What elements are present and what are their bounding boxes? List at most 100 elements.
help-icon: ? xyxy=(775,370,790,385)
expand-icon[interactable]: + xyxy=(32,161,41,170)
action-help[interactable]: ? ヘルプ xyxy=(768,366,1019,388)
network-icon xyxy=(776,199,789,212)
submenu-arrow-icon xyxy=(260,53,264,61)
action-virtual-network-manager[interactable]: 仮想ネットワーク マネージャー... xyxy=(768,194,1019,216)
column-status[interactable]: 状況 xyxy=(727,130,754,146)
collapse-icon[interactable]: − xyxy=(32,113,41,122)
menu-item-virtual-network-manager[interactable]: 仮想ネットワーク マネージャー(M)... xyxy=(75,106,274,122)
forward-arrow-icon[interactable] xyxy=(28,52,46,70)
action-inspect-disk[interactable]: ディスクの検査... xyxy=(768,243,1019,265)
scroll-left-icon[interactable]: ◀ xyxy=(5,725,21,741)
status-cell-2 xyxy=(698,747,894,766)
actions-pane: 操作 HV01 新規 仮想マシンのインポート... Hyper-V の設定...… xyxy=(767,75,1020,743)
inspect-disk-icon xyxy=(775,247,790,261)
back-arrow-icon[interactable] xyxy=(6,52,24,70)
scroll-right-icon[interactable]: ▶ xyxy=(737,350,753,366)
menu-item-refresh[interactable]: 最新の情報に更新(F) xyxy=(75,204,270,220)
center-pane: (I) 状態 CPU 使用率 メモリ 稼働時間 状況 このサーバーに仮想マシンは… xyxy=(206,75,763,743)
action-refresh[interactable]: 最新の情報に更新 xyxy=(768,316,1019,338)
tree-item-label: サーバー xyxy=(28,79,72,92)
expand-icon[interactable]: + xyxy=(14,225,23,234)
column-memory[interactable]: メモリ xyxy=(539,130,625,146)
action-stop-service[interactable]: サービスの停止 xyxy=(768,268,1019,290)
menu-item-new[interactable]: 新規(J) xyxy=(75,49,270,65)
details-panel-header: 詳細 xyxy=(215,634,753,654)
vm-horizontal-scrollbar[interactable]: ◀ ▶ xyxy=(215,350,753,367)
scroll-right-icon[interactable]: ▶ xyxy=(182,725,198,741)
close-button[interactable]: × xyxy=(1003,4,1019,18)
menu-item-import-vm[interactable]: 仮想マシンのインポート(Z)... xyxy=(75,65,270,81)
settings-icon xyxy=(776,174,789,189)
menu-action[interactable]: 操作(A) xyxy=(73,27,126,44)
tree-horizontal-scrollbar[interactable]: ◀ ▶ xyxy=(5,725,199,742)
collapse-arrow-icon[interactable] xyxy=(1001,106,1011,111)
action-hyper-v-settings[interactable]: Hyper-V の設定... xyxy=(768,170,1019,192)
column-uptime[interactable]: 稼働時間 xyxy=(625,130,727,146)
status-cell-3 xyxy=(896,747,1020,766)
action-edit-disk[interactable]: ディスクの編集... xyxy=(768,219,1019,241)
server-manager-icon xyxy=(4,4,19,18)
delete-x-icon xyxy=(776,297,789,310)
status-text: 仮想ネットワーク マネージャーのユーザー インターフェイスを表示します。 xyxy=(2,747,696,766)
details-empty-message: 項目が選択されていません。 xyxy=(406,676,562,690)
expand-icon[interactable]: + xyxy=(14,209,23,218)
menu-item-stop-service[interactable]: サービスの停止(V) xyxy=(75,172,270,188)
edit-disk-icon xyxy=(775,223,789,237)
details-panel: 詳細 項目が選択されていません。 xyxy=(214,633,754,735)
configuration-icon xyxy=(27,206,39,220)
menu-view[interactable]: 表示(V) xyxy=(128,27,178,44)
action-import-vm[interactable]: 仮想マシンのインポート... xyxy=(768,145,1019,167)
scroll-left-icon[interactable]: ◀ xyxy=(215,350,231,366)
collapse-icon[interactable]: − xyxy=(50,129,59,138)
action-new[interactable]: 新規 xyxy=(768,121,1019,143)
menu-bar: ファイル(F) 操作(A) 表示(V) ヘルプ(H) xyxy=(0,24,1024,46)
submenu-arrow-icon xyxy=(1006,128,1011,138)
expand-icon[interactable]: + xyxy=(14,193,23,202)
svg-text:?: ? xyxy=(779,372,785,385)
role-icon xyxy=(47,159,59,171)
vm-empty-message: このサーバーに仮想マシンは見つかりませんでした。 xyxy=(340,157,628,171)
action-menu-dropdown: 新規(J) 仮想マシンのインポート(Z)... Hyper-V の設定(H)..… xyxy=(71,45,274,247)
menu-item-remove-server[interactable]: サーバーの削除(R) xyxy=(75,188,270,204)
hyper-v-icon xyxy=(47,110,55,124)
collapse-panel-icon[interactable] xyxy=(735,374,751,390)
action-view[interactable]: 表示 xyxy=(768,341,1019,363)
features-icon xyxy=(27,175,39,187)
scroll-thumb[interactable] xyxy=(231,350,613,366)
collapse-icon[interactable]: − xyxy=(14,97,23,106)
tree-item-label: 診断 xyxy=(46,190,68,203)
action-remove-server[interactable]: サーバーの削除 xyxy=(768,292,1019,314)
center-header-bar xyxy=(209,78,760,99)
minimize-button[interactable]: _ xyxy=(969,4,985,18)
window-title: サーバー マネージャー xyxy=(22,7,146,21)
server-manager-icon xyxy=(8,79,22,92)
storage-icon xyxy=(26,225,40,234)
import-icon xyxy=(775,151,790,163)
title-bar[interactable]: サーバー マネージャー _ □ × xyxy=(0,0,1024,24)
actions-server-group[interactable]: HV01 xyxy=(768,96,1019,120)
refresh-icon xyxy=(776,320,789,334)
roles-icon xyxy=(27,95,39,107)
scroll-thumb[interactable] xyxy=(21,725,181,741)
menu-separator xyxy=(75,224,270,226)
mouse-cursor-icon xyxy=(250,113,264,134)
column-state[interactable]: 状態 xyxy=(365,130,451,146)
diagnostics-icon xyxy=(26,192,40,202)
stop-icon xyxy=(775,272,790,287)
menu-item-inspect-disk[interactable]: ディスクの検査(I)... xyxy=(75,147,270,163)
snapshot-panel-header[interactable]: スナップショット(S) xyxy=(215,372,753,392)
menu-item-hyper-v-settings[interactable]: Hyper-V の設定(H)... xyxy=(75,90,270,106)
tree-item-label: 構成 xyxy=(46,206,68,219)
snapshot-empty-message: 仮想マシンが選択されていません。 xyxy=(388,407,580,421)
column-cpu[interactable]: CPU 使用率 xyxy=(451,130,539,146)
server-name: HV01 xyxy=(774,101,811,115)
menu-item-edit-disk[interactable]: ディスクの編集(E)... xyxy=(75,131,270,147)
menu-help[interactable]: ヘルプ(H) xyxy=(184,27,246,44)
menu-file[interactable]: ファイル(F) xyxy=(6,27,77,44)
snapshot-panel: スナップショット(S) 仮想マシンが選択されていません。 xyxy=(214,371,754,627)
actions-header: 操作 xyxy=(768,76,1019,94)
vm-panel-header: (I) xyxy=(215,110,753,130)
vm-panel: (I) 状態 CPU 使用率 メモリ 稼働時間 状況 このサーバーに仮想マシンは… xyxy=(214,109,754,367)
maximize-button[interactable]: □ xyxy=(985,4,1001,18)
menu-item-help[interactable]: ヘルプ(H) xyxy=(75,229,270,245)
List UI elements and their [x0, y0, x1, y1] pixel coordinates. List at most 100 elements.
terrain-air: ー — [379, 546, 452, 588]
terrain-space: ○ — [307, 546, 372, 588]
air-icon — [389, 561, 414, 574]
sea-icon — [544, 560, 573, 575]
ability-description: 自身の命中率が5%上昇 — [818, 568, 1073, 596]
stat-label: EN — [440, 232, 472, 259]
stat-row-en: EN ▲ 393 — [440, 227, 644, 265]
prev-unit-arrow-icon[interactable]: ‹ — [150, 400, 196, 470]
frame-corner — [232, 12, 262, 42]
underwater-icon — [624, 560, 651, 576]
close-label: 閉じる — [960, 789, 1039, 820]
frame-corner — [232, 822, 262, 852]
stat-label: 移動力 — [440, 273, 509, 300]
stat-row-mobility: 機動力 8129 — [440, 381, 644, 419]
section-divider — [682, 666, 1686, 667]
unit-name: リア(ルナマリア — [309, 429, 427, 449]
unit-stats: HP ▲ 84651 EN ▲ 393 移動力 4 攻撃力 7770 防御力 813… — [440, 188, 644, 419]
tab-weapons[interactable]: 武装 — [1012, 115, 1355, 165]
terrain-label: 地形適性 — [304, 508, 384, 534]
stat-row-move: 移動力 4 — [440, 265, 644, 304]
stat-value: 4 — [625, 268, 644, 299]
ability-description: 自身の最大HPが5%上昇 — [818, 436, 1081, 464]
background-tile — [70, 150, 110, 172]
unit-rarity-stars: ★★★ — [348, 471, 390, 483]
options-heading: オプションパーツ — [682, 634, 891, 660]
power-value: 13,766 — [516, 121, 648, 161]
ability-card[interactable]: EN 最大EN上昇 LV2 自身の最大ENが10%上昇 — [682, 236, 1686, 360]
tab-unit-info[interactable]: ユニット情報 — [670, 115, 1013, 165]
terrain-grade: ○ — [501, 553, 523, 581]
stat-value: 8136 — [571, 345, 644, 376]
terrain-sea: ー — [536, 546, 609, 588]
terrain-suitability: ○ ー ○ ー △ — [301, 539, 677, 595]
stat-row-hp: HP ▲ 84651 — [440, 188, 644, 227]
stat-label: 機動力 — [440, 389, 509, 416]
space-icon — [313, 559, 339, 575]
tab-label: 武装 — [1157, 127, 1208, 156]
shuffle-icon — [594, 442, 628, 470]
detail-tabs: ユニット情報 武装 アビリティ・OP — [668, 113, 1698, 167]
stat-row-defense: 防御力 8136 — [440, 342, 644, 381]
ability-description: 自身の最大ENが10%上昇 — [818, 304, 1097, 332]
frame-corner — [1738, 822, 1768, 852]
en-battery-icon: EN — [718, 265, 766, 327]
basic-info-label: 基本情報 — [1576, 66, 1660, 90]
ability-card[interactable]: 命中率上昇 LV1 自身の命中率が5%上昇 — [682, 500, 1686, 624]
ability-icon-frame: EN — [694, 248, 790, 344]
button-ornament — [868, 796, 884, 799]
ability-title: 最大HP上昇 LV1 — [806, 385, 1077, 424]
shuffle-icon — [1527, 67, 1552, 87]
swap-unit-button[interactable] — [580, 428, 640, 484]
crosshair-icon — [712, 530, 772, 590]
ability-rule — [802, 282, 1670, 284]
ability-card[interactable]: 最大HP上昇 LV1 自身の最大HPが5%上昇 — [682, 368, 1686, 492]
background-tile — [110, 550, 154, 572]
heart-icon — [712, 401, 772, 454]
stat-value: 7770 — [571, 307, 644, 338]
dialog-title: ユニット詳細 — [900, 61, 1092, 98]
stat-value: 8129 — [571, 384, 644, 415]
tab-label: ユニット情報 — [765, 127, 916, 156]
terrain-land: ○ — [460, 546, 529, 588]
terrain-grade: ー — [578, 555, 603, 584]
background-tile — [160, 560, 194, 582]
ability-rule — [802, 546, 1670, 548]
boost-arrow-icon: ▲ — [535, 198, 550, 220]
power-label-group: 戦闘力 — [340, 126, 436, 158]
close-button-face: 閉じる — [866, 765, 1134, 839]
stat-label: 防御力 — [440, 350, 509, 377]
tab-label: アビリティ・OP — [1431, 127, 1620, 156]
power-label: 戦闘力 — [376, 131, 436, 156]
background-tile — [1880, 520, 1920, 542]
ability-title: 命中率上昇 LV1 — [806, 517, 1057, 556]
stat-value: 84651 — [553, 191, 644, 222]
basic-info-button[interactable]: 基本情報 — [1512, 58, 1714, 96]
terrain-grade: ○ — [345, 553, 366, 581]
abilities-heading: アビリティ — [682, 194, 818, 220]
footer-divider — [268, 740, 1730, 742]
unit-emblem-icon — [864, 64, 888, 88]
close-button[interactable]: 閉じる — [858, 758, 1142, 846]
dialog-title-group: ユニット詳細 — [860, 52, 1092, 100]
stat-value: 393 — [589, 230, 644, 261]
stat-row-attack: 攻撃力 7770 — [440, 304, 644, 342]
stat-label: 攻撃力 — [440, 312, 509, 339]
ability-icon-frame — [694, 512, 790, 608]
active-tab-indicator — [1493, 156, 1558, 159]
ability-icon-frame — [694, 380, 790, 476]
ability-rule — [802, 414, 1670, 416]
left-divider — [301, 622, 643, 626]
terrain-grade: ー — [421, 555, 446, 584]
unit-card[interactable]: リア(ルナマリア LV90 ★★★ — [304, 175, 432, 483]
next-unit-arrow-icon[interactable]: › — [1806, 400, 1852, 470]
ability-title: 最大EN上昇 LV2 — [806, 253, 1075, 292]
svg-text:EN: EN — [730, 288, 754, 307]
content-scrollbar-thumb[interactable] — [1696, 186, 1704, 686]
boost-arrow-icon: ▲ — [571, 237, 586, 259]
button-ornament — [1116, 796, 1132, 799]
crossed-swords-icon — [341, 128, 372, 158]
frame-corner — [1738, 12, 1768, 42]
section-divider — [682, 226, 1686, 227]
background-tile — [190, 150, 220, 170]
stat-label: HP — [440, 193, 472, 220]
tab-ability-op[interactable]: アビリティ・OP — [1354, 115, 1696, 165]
───
*Exercise task*: Rewrite the items from the start through the line with "collapse-icon[interactable]: − xyxy=(32,113,41,122)", swapping "expand-icon" for "plus-icon" and leaving everything else unchanged.

*Response*:
What elements are present and what are their bounding boxes? List at most 100 elements.
help-icon: ? xyxy=(775,370,790,385)
plus-icon[interactable]: + xyxy=(32,161,41,170)
action-help[interactable]: ? ヘルプ xyxy=(768,366,1019,388)
network-icon xyxy=(776,199,789,212)
submenu-arrow-icon xyxy=(260,53,264,61)
action-virtual-network-manager[interactable]: 仮想ネットワーク マネージャー... xyxy=(768,194,1019,216)
column-status[interactable]: 状況 xyxy=(727,130,754,146)
collapse-icon[interactable]: − xyxy=(32,113,41,122)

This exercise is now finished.